(Figure data in JSON)
******************************

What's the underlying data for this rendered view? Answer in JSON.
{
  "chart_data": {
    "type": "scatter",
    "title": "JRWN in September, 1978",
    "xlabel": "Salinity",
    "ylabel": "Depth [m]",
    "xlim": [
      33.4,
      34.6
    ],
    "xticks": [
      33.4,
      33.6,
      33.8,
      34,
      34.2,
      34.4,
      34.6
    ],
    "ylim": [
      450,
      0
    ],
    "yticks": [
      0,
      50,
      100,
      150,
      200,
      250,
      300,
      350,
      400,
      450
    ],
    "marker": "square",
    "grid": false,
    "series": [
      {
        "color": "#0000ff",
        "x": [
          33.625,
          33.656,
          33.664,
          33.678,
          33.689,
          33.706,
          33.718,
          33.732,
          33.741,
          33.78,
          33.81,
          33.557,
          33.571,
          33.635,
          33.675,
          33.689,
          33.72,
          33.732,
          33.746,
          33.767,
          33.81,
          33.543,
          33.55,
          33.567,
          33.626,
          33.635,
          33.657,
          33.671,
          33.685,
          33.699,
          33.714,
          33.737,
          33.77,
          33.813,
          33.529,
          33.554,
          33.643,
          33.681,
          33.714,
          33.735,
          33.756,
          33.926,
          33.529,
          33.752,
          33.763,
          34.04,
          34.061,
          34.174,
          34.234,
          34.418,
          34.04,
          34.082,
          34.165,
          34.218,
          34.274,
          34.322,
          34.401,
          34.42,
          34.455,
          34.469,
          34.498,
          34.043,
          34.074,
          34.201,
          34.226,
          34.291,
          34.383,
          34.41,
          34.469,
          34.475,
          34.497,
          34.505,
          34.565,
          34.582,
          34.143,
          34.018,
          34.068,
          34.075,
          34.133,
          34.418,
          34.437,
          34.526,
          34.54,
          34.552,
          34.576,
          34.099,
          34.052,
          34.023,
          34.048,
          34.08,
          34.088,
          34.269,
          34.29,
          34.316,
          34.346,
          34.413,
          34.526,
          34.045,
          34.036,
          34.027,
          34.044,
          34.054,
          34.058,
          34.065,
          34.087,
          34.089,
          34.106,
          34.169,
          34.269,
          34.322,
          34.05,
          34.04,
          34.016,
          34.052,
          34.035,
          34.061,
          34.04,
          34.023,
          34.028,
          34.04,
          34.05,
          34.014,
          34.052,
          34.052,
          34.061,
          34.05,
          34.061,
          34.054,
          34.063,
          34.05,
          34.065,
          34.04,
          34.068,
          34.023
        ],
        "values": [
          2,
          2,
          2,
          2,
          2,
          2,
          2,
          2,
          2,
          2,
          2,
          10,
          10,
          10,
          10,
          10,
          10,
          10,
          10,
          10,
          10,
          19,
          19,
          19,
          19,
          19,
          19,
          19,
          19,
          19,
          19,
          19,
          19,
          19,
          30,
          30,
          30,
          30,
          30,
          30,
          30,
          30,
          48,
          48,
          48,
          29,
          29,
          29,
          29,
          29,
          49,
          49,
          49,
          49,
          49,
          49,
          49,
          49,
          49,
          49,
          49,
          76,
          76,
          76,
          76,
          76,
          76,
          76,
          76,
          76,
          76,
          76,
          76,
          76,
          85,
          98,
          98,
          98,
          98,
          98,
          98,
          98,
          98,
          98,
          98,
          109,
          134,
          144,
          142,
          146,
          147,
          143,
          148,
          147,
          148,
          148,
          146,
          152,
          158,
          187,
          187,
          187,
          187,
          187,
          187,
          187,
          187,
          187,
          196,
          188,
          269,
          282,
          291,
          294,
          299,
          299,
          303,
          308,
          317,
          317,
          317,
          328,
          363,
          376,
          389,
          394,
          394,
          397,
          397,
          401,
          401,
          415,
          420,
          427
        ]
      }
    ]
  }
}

******************************

Stated task: Output all preceding records character for character.

The completed task:
What's the underlying data for this rendered view? Answer in JSON.
{
  "chart_data": {
    "type": "scatter",
    "title": "JRWN in September, 1978",
    "xlabel": "Salinity",
    "ylabel": "Depth [m]",
    "xlim": [
      33.4,
      34.6
    ],
    "xticks": [
      33.4,
      33.6,
      33.8,
      34,
      34.2,
      34.4,
      34.6
    ],
    "ylim": [
      450,
      0
    ],
    "yticks": [
      0,
      50,
      100,
      150,
      200,
      250,
      300,
      350,
      400,
      450
    ],
    "marker": "square",
    "grid": false,
    "series": [
      {
        "color": "#0000ff",
        "x": [
          33.625,
          33.656,
          33.664,
          33.678,
          33.689,
          33.706,
          33.718,
          33.732,
          33.741,
          33.78,
          33.81,
          33.557,
          33.571,
          33.635,
          33.675,
          33.689,
          33.72,
          33.732,
          33.746,
          33.767,
          33.81,
          33.543,
          33.55,
          33.567,
          33.626,
          33.635,
          33.657,
          33.671,
          33.685,
          33.699,
          33.714,
          33.737,
          33.77,
          33.813,
          33.529,
          33.554,
          33.643,
          33.681,
          33.714,
          33.735,
          33.756,
          33.926,
          33.529,
          33.752,
          33.763,
          34.04,
          34.061,
          34.174,
          34.234,
          34.418,
          34.04,
          34.082,
          34.165,
          34.218,
          34.274,
          34.322,
          34.401,
          34.42,
          34.455,
          34.469,
          34.498,
          34.043,
          34.074,
          34.201,
          34.226,
          34.291,
          34.383,
          34.41,
          34.469,
          34.475,
          34.497,
          34.505,
          34.565,
          34.582,
          34.143,
          34.018,
          34.068,
          34.075,
          34.133,
          34.418,
          34.437,
          34.526,
          34.54,
          34.552,
          34.576,
          34.099,
          34.052,
          34.023,
          34.048,
          34.08,
          34.088,
          34.269,
          34.29,
          34.316,
          34.346,
          34.413,
          34.526,
          34.045,
          34.036,
          34.027,
          34.044,
          34.054,
          34.058,
          34.065,
          34.087,
          34.089,
          34.106,
          34.169,
          34.269,
          34.322,
          34.05,
          34.04,
          34.016,
          34.052,
          34.035,
          34.061,
          34.04,
          34.023,
          34.028,
          34.04,
          34.05,
          34.014,
          34.052,
          34.052,
          34.061,
          34.05,
          34.061,
          34.054,
          34.063,
          34.05,
          34.065,
          34.04,
          34.068,
          34.023
        ],
        "values": [
          2,
          2,
          2,
          2,
          2,
          2,
          2,
          2,
          2,
          2,
          2,
          10,
          10,
          10,
          10,
          10,
          10,
          10,
          10,
          10,
          10,
          19,
          19,
          19,
          19,
          19,
          19,
          19,
          19,
          19,
          19,
          19,
          19,
          19,
          30,
          30,
          30,
          30,
          30,
          30,
          30,
          30,
          48,
          48,
          48,
          29,
          29,
          29,
          29,
          29,
          49,
          49,
          49,
          49,
          49,
          49,
          49,
          49,
          49,
          49,
          49,
          76,
          76,
          76,
          76,
          76,
          76,
          76,
          76,
          76,
          76,
          76,
          76,
          76,
          85,
          98,
          98,
          98,
          98,
          98,
          98,
          98,
          98,
          98,
          98,
          109,
          134,
          144,
          142,
          146,
          147,
          143,
          148,
          147,
          148,
          148,
          146,
          152,
          158,
          187,
          187,
          187,
          187,
          187,
          187,
          187,
          187,
          187,
          196,
          188,
          269,
          282,
          291,
          294,
          299,
          299,
          303,
          308,
          317,
          317,
          317,
          328,
          363,
          376,
          389,
          394,
          394,
          397,
          397,
          401,
          401,
          415,
          420,
          427
        ]
      }
    ]
  }
}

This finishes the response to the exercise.